_WRITTEN PROBLEM_
Copy each line of the entries beneath that contains the word "processing".
-*-
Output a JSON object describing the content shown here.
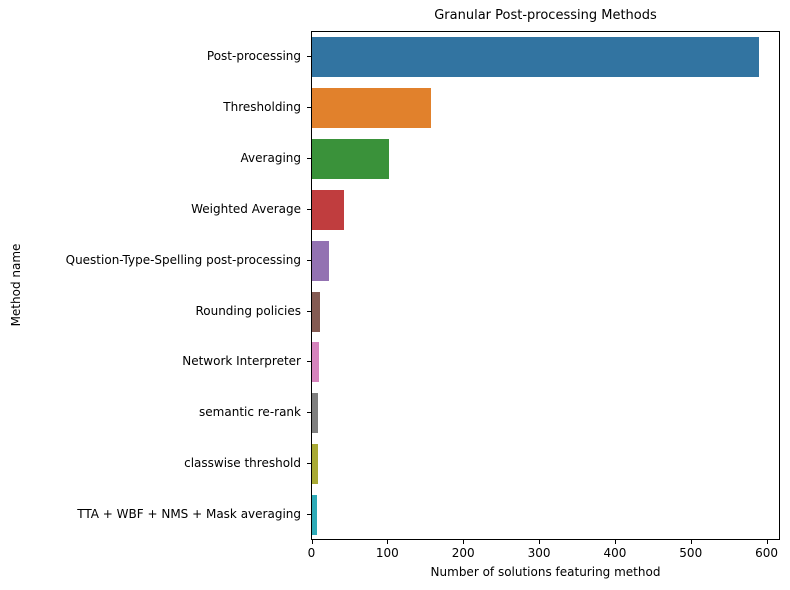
{
  "chart_data": {
    "type": "bar",
    "orientation": "horizontal",
    "title": "Granular Post-processing Methods",
    "xlabel": "Number of solutions featuring method",
    "ylabel": "Method name",
    "xlim": [
      0,
      620
    ],
    "xticks": [
      0,
      100,
      200,
      300,
      400,
      500,
      600
    ],
    "grid": false,
    "legend": null,
    "categories": [
      "Post-processing",
      "Thresholding",
      "Averaging",
      "Weighted Average",
      "Question-Type-Spelling post-processing",
      "Rounding policies",
      "Network Interpreter",
      "semantic re-rank",
      "classwise threshold",
      "TTA + WBF + NMS + Mask averaging"
    ],
    "values": [
      589,
      157,
      102,
      42,
      23,
      10,
      9,
      8,
      8,
      7
    ],
    "colors": [
      "#3274a1",
      "#e1812c",
      "#3a923a",
      "#c03d3e",
      "#9372b2",
      "#845b53",
      "#d684bd",
      "#7f7f7f",
      "#a9aa35",
      "#2eabb8"
    ]
  }
}
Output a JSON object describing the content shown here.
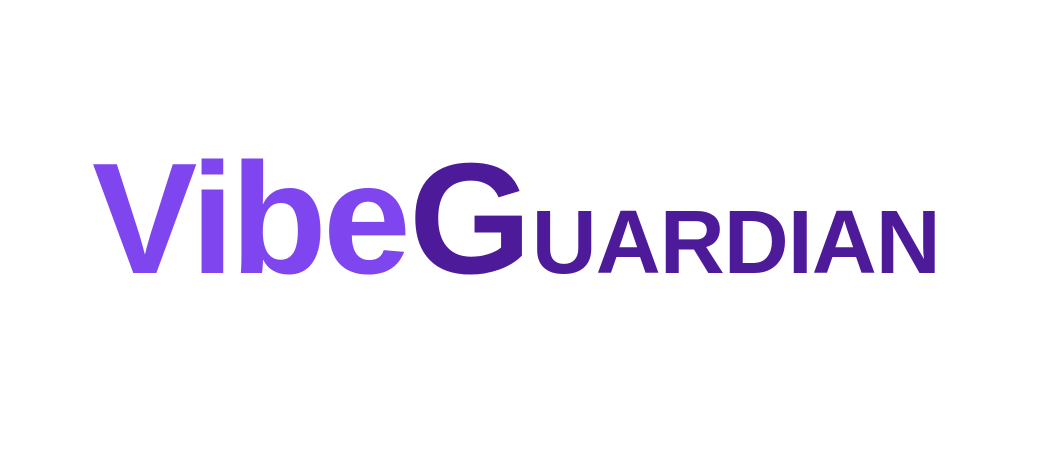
{
  "logo": {
    "part1": "Vibe",
    "part2": "G",
    "part3": "UARDIAN",
    "colors": {
      "vibe": "#7f45ee",
      "guardian": "#4d1a99",
      "background": "#ffffff"
    }
  }
}
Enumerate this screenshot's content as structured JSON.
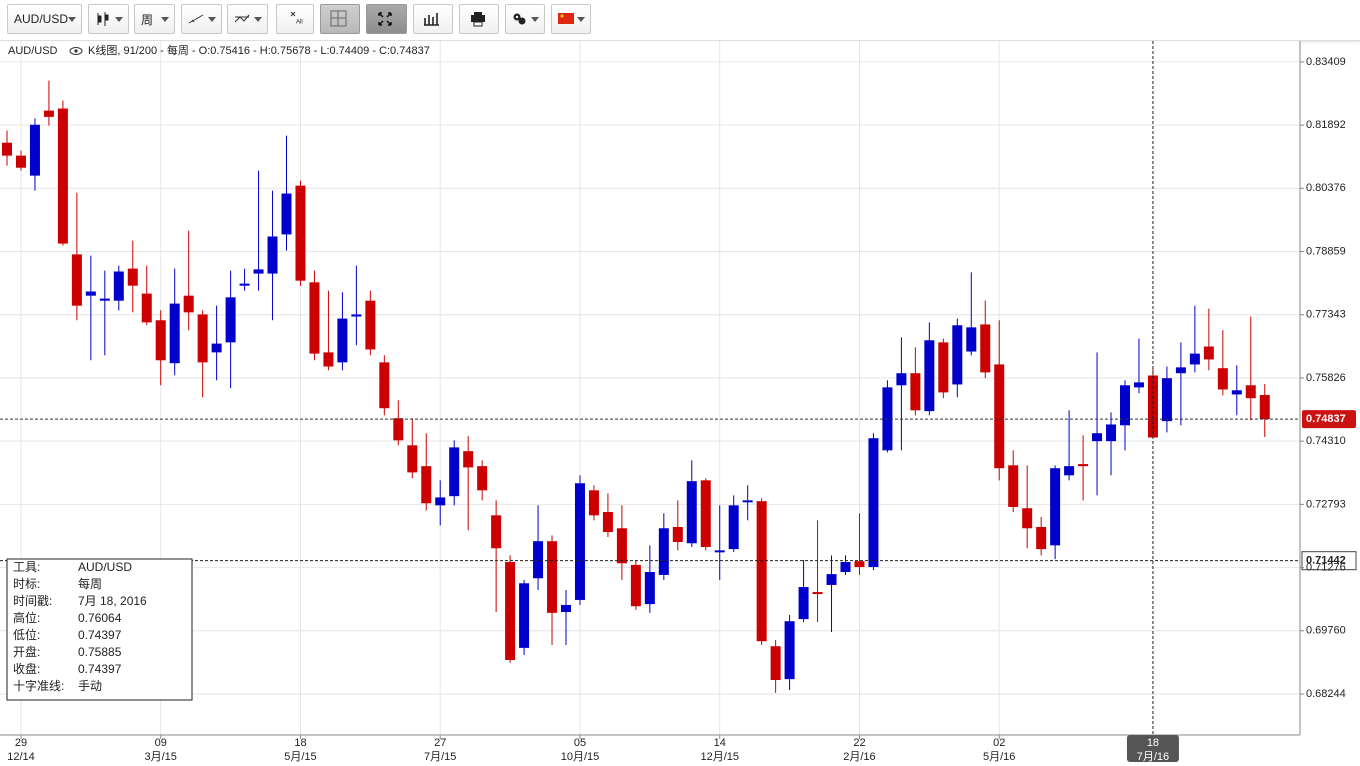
{
  "toolbar": {
    "symbol": "AUD/USD",
    "period": "周",
    "all_icon": "All"
  },
  "chart_data": {
    "type": "candlestick",
    "symbol": "AUD/USD",
    "legend_text": "K线图, 91/200 - 每周 - O:0.75416 - H:0.75678 - L:0.74409 - C:0.74837",
    "up_color": "#0000cc",
    "down_color": "#cc0000",
    "grid": true,
    "ylim": [
      0.6726,
      0.8391
    ],
    "yticks": [
      0.83409,
      0.81892,
      0.80376,
      0.78859,
      0.77343,
      0.75826,
      {
        "value": 0.7431,
        "label": "0.74310"
      },
      0.72793,
      0.71276,
      {
        "value": 0.6976,
        "label": "0.69760"
      },
      0.68244
    ],
    "categories": [
      null,
      "29",
      null,
      null,
      null,
      null,
      null,
      null,
      null,
      null,
      null,
      "09",
      null,
      null,
      null,
      null,
      null,
      null,
      null,
      null,
      null,
      "18",
      null,
      null,
      null,
      null,
      null,
      null,
      null,
      null,
      null,
      "27",
      null,
      null,
      null,
      null,
      null,
      null,
      null,
      null,
      null,
      "05",
      null,
      null,
      null,
      null,
      null,
      null,
      null,
      null,
      null,
      "14",
      null,
      null,
      null,
      null,
      null,
      null,
      null,
      null,
      null,
      "22",
      null,
      null,
      null,
      null,
      null,
      null,
      null,
      null,
      null,
      "02",
      null,
      null,
      null,
      null,
      null,
      null,
      null,
      null,
      null,
      null,
      "18",
      null,
      null,
      null,
      null,
      null,
      null,
      null,
      null
    ],
    "category_sublabels": [
      null,
      "12/14",
      null,
      null,
      null,
      null,
      null,
      null,
      null,
      null,
      null,
      "3月/15",
      null,
      null,
      null,
      null,
      null,
      null,
      null,
      null,
      null,
      "5月/15",
      null,
      null,
      null,
      null,
      null,
      null,
      null,
      null,
      null,
      "7月/15",
      null,
      null,
      null,
      null,
      null,
      null,
      null,
      null,
      null,
      "10月/15",
      null,
      null,
      null,
      null,
      null,
      null,
      null,
      null,
      null,
      "12月/15",
      null,
      null,
      null,
      null,
      null,
      null,
      null,
      null,
      null,
      "2月/16",
      null,
      null,
      null,
      null,
      null,
      null,
      null,
      null,
      null,
      "5月/16",
      null,
      null,
      null,
      null,
      null,
      null,
      null,
      null,
      null,
      null,
      "7月/16",
      null,
      null,
      null,
      null,
      null,
      null,
      null,
      null
    ],
    "open": [
      0.8147,
      0.8116,
      0.8068,
      0.8224,
      0.8229,
      0.7879,
      0.778,
      0.7768,
      0.7768,
      0.7845,
      0.7785,
      0.7721,
      0.7618,
      0.778,
      0.7735,
      0.7644,
      0.7668,
      0.7804,
      0.7833,
      0.7833,
      0.7927,
      0.8044,
      0.7812,
      0.7644,
      0.762,
      0.773,
      0.7768,
      0.762,
      0.7486,
      0.7421,
      0.7371,
      0.7277,
      0.7299,
      0.7407,
      0.7371,
      0.7253,
      0.7141,
      0.6935,
      0.7102,
      0.7191,
      0.7021,
      0.705,
      0.7313,
      0.7261,
      0.7222,
      0.7134,
      0.704,
      0.711,
      0.7225,
      0.7186,
      0.7337,
      0.7167,
      0.7172,
      0.7287,
      0.7287,
      0.6939,
      0.686,
      0.7004,
      0.7069,
      0.7086,
      0.7117,
      0.7143,
      0.7129,
      0.7409,
      0.7565,
      0.7594,
      0.7503,
      0.7668,
      0.7567,
      0.7646,
      0.7711,
      0.7615,
      0.7373,
      0.727,
      0.7225,
      0.7181,
      0.7349,
      0.7376,
      0.7431,
      0.7431,
      0.7469,
      0.756,
      0.75885,
      0.7479,
      0.7594,
      0.7615,
      0.7658,
      0.7606,
      0.7543,
      0.7565,
      0.75416
    ],
    "high": [
      0.8176,
      0.8128,
      0.8205,
      0.8296,
      0.8248,
      0.8027,
      0.7876,
      0.784,
      0.7852,
      0.7912,
      0.7852,
      0.7745,
      0.7845,
      0.7936,
      0.7745,
      0.7756,
      0.784,
      0.7845,
      0.808,
      0.8032,
      0.8164,
      0.8056,
      0.784,
      0.7792,
      0.7788,
      0.7852,
      0.7792,
      0.7637,
      0.7529,
      0.7486,
      0.745,
      0.7337,
      0.7433,
      0.7443,
      0.7385,
      0.7289,
      0.7157,
      0.7098,
      0.7277,
      0.7205,
      0.7074,
      0.7349,
      0.7325,
      0.7306,
      0.7277,
      0.7146,
      0.7181,
      0.7258,
      0.7289,
      0.7385,
      0.7342,
      0.7277,
      0.7301,
      0.7325,
      0.7294,
      0.6954,
      0.7014,
      0.7146,
      0.7241,
      0.7157,
      0.7157,
      0.7258,
      0.745,
      0.7577,
      0.768,
      0.7656,
      0.7716,
      0.7677,
      0.7725,
      0.7836,
      0.7768,
      0.7721,
      0.7409,
      0.7373,
      0.7249,
      0.7373,
      0.7505,
      0.7445,
      0.7644,
      0.75,
      0.7577,
      0.7677,
      0.76064,
      0.761,
      0.7668,
      0.7756,
      0.7749,
      0.7697,
      0.7613,
      0.773,
      0.75678
    ],
    "low": [
      0.8092,
      0.808,
      0.8032,
      0.8188,
      0.79,
      0.7721,
      0.7625,
      0.7637,
      0.7745,
      0.774,
      0.7709,
      0.7565,
      0.7589,
      0.7697,
      0.7536,
      0.7577,
      0.7558,
      0.7792,
      0.7792,
      0.7721,
      0.7888,
      0.7804,
      0.7625,
      0.7601,
      0.7601,
      0.7661,
      0.7637,
      0.7493,
      0.7421,
      0.7342,
      0.7265,
      0.7229,
      0.7277,
      0.7217,
      0.7289,
      0.7021,
      0.6899,
      0.6918,
      0.7074,
      0.6942,
      0.6942,
      0.7038,
      0.7241,
      0.7201,
      0.7098,
      0.7026,
      0.7019,
      0.7098,
      0.7169,
      0.7177,
      0.7169,
      0.7098,
      0.7165,
      0.7241,
      0.6942,
      0.6827,
      0.6834,
      0.6997,
      0.6997,
      0.6973,
      0.711,
      0.711,
      0.7122,
      0.7404,
      0.7409,
      0.7493,
      0.7493,
      0.7534,
      0.7536,
      0.7637,
      0.7582,
      0.7337,
      0.7261,
      0.7174,
      0.7157,
      0.7148,
      0.7337,
      0.7289,
      0.7301,
      0.7349,
      0.7409,
      0.7546,
      0.74397,
      0.7452,
      0.7469,
      0.7596,
      0.7601,
      0.7541,
      0.7493,
      0.7481,
      0.74409
    ],
    "close": [
      0.8116,
      0.8087,
      0.819,
      0.8209,
      0.7905,
      0.7756,
      0.779,
      0.7773,
      0.7838,
      0.7804,
      0.7716,
      0.7625,
      0.7761,
      0.774,
      0.762,
      0.7665,
      0.7776,
      0.7809,
      0.7843,
      0.7922,
      0.8025,
      0.7816,
      0.7641,
      0.761,
      0.7725,
      0.7735,
      0.7651,
      0.751,
      0.7433,
      0.7356,
      0.7282,
      0.7296,
      0.7416,
      0.7368,
      0.7313,
      0.7174,
      0.6906,
      0.709,
      0.7191,
      0.7019,
      0.7038,
      0.733,
      0.7253,
      0.7213,
      0.7138,
      0.7035,
      0.7117,
      0.7222,
      0.7189,
      0.7335,
      0.7177,
      0.7169,
      0.7277,
      0.7289,
      0.6951,
      0.6858,
      0.6999,
      0.7081,
      0.7066,
      0.7112,
      0.7141,
      0.7129,
      0.7438,
      0.756,
      0.7594,
      0.7505,
      0.7673,
      0.7548,
      0.7709,
      0.7704,
      0.7596,
      0.7366,
      0.7273,
      0.7222,
      0.7172,
      0.7366,
      0.7371,
      0.7371,
      0.745,
      0.7471,
      0.7565,
      0.7572,
      0.74397,
      0.7582,
      0.7608,
      0.7641,
      0.7627,
      0.7555,
      0.7553,
      0.7534,
      0.74837
    ],
    "last_price": 0.74837,
    "crosshair": {
      "price": 0.71442,
      "x_index": 82
    }
  },
  "info_panel": {
    "rows": [
      [
        "工具:",
        "AUD/USD"
      ],
      [
        "时标:",
        "每周"
      ],
      [
        "时间戳:",
        "7月 18, 2016"
      ],
      [
        "高位:",
        "0.76064"
      ],
      [
        "低位:",
        "0.74397"
      ],
      [
        "开盘:",
        "0.75885"
      ],
      [
        "收盘:",
        "0.74397"
      ],
      [
        "十字准线:",
        "手动"
      ]
    ]
  }
}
-*-
_RESULT FOR THIS TASK_
    "title": "Granular Post-processing Methods",
      "Post-processing",
      "Question-Type-Spelling post-processing",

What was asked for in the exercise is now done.